(Figure data in JSON)
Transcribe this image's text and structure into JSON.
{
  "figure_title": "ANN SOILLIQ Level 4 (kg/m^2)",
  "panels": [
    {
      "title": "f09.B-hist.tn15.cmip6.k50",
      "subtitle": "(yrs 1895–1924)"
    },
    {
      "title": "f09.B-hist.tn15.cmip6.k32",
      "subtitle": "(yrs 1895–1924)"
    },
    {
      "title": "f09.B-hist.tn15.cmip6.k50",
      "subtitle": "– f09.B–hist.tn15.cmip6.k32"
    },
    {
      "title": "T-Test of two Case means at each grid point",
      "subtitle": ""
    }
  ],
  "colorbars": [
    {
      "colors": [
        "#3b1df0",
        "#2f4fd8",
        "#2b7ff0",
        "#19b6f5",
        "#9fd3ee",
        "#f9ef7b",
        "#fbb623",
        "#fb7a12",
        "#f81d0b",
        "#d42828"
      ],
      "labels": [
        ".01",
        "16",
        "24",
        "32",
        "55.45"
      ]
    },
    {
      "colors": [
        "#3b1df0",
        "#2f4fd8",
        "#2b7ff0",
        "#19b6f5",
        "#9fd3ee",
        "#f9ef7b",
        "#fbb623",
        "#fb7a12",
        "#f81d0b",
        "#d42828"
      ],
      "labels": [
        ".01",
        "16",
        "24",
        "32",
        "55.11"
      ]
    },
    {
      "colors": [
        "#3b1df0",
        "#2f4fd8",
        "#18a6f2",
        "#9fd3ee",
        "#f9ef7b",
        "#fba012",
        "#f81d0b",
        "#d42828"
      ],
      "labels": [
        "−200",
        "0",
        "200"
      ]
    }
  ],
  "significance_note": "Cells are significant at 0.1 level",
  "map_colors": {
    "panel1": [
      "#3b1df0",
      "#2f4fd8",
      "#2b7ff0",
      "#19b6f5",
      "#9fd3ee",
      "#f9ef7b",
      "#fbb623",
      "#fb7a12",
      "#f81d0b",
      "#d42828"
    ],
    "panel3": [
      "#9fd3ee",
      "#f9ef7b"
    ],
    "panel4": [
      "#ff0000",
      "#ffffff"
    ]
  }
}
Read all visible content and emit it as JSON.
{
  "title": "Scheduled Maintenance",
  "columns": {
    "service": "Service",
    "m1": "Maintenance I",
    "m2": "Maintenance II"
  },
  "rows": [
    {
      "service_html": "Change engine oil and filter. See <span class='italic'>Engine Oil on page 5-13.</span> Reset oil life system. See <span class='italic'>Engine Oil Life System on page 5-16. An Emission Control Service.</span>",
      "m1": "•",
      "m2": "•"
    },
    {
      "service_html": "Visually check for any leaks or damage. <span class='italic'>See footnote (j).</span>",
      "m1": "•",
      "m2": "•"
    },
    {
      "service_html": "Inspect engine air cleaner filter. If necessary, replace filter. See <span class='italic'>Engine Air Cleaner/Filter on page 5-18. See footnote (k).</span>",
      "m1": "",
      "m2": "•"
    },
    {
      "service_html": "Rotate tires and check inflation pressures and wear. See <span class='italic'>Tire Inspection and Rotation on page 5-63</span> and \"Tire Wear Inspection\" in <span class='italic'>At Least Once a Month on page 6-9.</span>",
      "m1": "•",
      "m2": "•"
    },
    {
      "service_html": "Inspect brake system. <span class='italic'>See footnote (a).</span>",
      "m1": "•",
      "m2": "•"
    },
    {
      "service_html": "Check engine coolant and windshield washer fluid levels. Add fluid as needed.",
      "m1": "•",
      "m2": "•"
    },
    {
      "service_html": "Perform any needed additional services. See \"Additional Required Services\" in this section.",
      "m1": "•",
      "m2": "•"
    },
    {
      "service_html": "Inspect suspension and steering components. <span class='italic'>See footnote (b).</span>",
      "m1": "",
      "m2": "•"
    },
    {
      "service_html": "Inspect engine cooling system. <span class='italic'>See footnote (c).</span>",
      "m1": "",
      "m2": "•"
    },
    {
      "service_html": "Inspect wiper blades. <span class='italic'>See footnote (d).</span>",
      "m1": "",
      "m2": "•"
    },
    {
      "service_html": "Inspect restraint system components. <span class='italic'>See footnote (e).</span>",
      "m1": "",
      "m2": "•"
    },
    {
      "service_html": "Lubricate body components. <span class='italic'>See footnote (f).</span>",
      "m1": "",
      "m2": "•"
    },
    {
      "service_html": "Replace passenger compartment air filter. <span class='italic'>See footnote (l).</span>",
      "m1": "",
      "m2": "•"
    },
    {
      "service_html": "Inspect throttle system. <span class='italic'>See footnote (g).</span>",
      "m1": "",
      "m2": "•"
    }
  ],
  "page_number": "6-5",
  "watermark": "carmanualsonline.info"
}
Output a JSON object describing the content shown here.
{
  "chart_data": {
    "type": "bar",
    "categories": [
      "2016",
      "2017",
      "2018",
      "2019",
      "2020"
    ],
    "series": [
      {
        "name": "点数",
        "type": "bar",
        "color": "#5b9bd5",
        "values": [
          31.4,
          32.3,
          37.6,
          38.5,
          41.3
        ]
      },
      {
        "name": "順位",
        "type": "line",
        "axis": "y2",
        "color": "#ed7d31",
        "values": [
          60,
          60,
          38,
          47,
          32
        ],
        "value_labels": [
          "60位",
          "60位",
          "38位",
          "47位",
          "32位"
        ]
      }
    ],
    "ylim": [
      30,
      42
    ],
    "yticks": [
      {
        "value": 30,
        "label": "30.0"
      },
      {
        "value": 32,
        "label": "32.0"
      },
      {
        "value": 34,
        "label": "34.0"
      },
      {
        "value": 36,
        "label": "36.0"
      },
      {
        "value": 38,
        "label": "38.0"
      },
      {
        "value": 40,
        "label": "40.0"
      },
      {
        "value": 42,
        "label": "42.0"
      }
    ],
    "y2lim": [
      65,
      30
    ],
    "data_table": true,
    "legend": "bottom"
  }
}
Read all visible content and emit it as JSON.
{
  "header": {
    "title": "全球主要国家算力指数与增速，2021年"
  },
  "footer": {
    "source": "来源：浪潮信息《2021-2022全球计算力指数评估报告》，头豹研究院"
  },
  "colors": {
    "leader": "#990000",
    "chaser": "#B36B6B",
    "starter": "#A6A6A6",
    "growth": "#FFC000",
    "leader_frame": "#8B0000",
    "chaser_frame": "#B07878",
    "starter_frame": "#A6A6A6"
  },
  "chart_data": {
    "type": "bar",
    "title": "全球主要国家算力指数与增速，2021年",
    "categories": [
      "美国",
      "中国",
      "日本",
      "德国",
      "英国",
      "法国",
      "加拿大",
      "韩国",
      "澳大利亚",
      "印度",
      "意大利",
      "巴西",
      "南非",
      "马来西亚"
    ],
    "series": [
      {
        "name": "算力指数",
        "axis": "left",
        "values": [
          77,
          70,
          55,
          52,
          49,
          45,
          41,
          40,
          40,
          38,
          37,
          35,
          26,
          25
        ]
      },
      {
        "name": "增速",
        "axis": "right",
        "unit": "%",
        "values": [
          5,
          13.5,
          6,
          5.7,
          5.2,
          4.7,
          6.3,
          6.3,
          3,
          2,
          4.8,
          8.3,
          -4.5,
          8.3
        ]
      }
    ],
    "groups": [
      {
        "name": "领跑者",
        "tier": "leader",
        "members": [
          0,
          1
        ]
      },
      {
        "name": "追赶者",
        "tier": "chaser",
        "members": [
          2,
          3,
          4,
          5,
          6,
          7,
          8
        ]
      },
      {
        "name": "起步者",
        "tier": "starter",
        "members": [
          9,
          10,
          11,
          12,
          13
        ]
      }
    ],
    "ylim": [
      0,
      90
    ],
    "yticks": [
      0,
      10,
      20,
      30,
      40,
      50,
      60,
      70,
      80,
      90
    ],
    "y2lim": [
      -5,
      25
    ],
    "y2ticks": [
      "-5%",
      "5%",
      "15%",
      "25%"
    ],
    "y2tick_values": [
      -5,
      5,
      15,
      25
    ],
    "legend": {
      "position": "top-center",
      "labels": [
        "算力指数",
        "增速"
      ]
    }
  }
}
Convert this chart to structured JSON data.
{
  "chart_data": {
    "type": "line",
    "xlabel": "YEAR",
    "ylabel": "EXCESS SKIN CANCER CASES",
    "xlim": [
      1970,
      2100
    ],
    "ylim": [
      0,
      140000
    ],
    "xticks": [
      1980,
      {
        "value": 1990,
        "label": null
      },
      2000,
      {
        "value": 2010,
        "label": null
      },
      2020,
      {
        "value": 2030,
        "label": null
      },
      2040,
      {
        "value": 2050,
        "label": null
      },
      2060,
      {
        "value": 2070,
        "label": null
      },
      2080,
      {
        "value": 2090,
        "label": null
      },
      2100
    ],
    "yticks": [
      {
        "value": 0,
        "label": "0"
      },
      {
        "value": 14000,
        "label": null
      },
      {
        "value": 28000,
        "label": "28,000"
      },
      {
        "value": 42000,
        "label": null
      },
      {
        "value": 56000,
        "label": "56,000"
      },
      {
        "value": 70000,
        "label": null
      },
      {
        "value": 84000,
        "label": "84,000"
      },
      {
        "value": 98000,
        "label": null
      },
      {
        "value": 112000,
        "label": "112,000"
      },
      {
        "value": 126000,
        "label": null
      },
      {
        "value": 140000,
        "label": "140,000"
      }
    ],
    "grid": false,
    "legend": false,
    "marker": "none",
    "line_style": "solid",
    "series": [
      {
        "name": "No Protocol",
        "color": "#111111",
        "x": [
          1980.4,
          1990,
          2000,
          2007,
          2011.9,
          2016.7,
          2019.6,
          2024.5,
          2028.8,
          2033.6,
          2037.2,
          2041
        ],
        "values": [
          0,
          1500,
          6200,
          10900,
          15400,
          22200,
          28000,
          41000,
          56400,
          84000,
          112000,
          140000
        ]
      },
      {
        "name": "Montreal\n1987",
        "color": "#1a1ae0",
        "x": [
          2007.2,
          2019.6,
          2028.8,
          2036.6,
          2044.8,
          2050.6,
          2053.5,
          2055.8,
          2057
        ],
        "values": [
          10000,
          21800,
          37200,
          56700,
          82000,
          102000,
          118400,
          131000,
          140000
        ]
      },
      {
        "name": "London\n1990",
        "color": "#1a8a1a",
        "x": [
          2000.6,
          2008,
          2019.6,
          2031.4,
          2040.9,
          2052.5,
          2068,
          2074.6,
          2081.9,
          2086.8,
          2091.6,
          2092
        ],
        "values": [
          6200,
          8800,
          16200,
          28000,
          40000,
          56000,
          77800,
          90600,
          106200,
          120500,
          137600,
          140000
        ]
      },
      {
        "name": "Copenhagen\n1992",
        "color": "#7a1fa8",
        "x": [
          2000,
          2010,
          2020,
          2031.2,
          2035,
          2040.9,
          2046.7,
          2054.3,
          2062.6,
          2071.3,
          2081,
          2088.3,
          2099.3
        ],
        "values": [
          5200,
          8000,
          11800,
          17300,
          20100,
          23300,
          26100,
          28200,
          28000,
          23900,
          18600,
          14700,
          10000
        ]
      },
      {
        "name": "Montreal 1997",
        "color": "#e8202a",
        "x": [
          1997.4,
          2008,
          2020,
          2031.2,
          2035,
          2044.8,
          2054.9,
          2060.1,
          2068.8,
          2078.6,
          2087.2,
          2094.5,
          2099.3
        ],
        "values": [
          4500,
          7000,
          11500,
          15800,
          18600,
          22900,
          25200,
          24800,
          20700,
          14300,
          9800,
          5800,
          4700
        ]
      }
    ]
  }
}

# [EXERCISE PROMPT]
Show all lines in the entries above where the word "components" appears.

# [ANSWER TO THE PROBLEM]
      "service_html": "Inspect suspension and steering components. <span class='italic'>See footnote (b).</span>",
      "service_html": "Inspect restraint system components. <span class='italic'>See footnote (e).</span>",
      "service_html": "Lubricate body components. <span class='italic'>See footnote (f).</span>",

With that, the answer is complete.